◆ Supplied material:
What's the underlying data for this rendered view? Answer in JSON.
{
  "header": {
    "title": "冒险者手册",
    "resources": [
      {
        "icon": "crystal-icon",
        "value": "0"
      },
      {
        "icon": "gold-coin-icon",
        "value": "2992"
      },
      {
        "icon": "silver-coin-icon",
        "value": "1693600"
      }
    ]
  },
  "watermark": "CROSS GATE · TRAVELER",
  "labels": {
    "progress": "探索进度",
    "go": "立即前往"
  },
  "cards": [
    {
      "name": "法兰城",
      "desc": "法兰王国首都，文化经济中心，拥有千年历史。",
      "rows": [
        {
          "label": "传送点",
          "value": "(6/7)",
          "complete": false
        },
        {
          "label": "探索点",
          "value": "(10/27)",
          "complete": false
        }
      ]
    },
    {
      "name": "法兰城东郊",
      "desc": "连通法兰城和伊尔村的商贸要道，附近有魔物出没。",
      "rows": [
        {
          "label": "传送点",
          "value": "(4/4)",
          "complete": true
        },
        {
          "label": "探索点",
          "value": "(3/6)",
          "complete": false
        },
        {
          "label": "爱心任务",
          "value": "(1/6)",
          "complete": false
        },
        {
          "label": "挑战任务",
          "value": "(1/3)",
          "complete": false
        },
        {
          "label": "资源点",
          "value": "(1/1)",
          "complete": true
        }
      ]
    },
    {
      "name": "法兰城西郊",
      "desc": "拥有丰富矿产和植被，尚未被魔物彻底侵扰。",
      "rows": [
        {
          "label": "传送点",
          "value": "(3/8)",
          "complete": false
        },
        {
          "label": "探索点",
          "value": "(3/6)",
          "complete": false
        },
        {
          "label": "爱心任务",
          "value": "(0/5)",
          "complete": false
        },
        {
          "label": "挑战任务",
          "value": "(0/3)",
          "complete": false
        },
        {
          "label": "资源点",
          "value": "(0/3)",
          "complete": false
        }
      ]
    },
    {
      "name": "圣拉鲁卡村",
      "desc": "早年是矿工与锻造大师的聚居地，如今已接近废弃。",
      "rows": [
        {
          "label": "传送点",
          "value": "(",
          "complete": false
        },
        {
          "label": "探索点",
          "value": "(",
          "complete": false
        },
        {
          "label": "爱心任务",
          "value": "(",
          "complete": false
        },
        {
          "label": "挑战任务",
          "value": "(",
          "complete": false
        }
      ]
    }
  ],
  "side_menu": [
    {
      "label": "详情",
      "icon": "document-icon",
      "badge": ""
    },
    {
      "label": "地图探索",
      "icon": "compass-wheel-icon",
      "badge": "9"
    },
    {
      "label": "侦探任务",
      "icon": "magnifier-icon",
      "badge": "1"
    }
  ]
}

◆ Objective:
Find the lines with the string "coin" and reproduce them.

◆ Finished exercise:
        "icon": "gold-coin-icon",
        "icon": "silver-coin-icon",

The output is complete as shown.